• [Instruction]
Output the data exactly, with every line intact.

##### Records supplied #####

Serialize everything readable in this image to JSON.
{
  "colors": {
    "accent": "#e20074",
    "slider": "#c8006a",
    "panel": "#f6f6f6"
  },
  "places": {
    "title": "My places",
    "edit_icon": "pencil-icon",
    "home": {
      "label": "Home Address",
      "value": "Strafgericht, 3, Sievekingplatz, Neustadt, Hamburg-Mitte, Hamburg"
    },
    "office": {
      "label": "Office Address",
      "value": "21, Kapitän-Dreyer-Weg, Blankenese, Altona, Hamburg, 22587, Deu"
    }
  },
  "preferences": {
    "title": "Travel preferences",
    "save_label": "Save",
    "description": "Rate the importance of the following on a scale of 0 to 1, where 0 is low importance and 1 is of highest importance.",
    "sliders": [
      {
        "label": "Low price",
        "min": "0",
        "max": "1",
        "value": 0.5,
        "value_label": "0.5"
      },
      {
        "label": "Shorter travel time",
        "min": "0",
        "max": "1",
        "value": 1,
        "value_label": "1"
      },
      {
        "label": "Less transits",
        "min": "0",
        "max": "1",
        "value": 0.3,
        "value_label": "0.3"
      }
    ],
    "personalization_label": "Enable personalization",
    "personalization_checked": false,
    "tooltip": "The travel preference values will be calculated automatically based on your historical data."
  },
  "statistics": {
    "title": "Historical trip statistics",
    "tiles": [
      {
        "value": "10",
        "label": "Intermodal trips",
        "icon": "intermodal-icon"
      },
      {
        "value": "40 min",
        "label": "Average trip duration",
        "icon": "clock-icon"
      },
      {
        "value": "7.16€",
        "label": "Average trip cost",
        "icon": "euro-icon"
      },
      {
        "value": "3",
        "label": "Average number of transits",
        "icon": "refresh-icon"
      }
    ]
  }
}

#####

• [Exercise answer]
Serialize everything readable in this image to JSON.
{
  "colors": {
    "accent": "#e20074",
    "slider": "#c8006a",
    "panel": "#f6f6f6"
  },
  "places": {
    "title": "My places",
    "edit_icon": "pencil-icon",
    "home": {
      "label": "Home Address",
      "value": "Strafgericht, 3, Sievekingplatz, Neustadt, Hamburg-Mitte, Hamburg"
    },
    "office": {
      "label": "Office Address",
      "value": "21, Kapitän-Dreyer-Weg, Blankenese, Altona, Hamburg, 22587, Deu"
    }
  },
  "preferences": {
    "title": "Travel preferences",
    "save_label": "Save",
    "description": "Rate the importance of the following on a scale of 0 to 1, where 0 is low importance and 1 is of highest importance.",
    "sliders": [
      {
        "label": "Low price",
        "min": "0",
        "max": "1",
        "value": 0.5,
        "value_label": "0.5"
      },
      {
        "label": "Shorter travel time",
        "min": "0",
        "max": "1",
        "value": 1,
        "value_label": "1"
      },
      {
        "label": "Less transits",
        "min": "0",
        "max": "1",
        "value": 0.3,
        "value_label": "0.3"
      }
    ],
    "personalization_label": "Enable personalization",
    "personalization_checked": false,
    "tooltip": "The travel preference values will be calculated automatically based on your historical data."
  },
  "statistics": {
    "title": "Historical trip statistics",
    "tiles": [
      {
        "value": "10",
        "label": "Intermodal trips",
        "icon": "intermodal-icon"
      },
      {
        "value": "40 min",
        "label": "Average trip duration",
        "icon": "clock-icon"
      },
      {
        "value": "7.16€",
        "label": "Average trip cost",
        "icon": "euro-icon"
      },
      {
        "value": "3",
        "label": "Average number of transits",
        "icon": "refresh-icon"
      }
    ]
  }
}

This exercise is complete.